Reproduce the entries word for word, and omit any picture you find in them.

◇ ◇ ◇ ◇ ◇ ◇ ◇

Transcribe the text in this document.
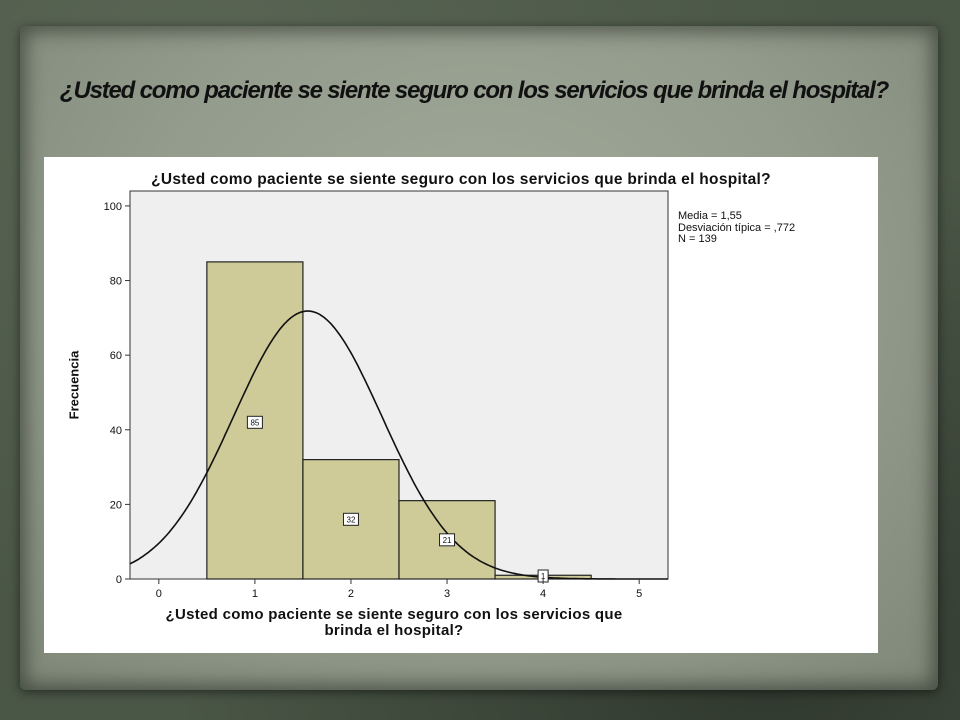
¿Usted como paciente se siente seguro con los servicios que brinda el hospital?
85
32
21
1
0	1	2	3	4	5
0
20
40
60
80
100
¿Usted como paciente se siente seguro con los servicios que brinda el hospital?
Media = 1,55
Desviación típica = ,772
N = 139
Frecuencia
¿Usted como paciente se siente seguro con los servicios que brinda el hospital?
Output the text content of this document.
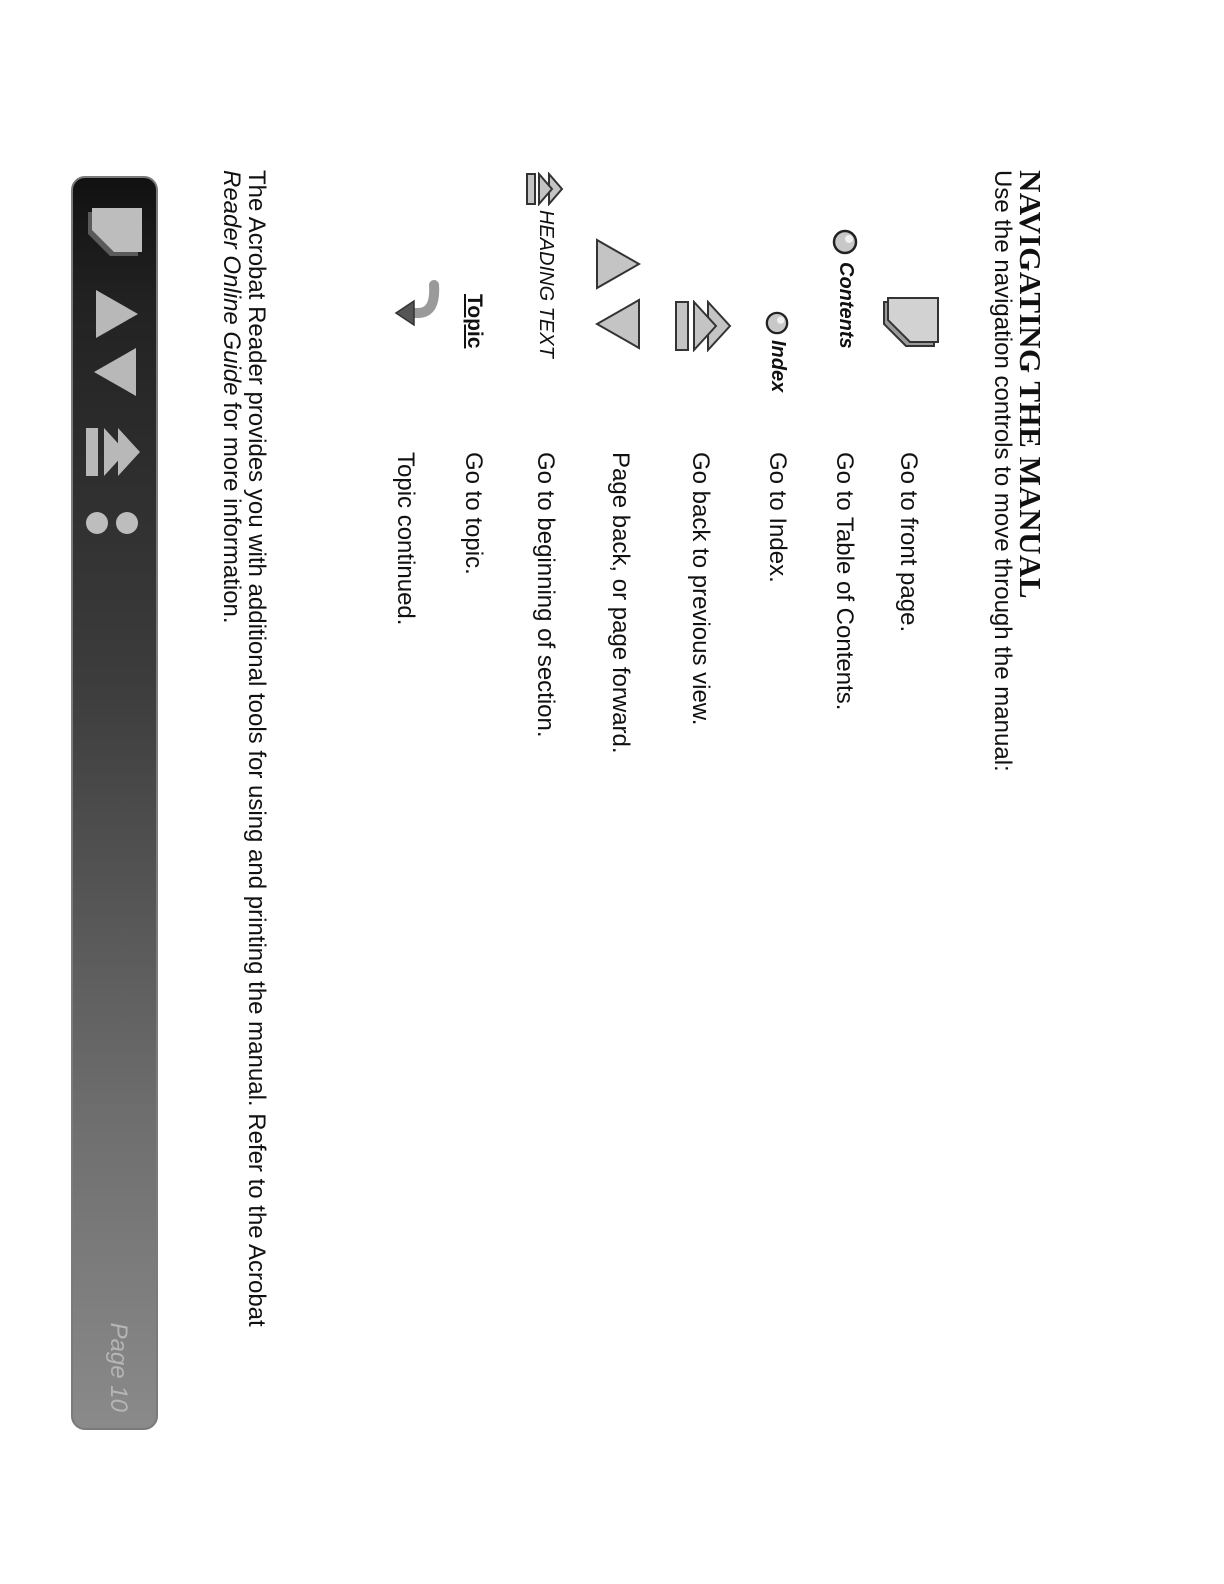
NAVIGATING THE MANUAL
Use the navigation controls to move through the manual:
Go to front page.
Contents
Go to Table of Contents.
Index
Go to Index.
Go back to previous view.
Page back, or page forward.
HEADING TEXT
Go to beginning of section.
Topic
Go to topic.
Topic continued.
The Acrobat Reader provides you with additional tools for using and printing the manual. Refer to the Acrobat Reader Online Guide for more information.
Page 10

◇ ◇ ◇ ◇ ◇ ◇ ◇

- [COMPLETE OUTPUT]:
Transcribe the text in this document.
¿Usted como paciente se siente seguro con los servicios que brinda el hospital?
85
32
21
1
0	1	2	3	4	5
0
20
40
60
80
100
¿Usted como paciente se siente seguro con los servicios que brinda el hospital?
Media = 1,55
Desviación típica = ,772
N = 139
Frecuencia
¿Usted como paciente se siente seguro con los servicios que brinda el hospital?
Output the text content of this document.
NAVIGATING THE MANUAL
Use the navigation controls to move through the manual:
Go to front page.
Contents
Go to Table of Contents.
Index
Go to Index.
Go back to previous view.
Page back, or page forward.
HEADING TEXT
Go to beginning of section.
Topic
Go to topic.
Topic continued.
The Acrobat Reader provides you with additional tools for using and printing the manual. Refer to the Acrobat Reader Online Guide for more information.
Page 10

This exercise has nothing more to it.